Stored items
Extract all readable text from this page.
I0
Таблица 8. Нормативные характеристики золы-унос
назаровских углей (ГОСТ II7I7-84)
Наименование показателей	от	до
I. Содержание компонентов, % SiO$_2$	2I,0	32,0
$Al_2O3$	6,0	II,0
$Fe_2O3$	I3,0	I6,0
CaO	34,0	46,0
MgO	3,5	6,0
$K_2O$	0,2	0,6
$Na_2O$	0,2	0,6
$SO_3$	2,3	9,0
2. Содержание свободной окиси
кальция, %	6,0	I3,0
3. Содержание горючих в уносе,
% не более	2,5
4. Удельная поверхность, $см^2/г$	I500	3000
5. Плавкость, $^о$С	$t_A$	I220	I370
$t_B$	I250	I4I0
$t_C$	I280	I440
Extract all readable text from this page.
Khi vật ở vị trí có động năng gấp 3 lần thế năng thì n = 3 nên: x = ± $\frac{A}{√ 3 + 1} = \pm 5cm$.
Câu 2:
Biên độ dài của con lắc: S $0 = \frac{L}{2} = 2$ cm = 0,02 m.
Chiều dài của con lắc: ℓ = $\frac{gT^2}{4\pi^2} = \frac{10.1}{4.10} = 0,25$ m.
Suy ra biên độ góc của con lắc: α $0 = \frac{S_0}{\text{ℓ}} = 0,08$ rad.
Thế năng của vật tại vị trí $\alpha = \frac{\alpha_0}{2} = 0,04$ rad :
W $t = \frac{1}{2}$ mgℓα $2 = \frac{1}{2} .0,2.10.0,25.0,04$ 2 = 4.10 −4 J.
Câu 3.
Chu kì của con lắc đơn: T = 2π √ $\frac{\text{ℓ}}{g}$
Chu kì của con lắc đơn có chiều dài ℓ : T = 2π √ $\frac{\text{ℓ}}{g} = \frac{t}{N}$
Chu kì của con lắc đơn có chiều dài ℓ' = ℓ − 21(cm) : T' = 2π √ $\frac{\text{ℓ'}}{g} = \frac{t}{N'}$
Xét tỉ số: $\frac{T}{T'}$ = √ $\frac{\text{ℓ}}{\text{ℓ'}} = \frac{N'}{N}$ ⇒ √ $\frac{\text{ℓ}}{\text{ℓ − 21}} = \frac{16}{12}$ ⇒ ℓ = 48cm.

Job
Return every line of the preceding records in which the word "năng" appears.

Task result
Khi vật ở vị trí có động năng gấp 3 lần thế năng thì n = 3 nên: x = ± $\frac{A}{√ 3 + 1} = \pm 5cm$.
Thế năng của vật tại vị trí $\alpha = \frac{\alpha_0}{2} = 0,04$ rad :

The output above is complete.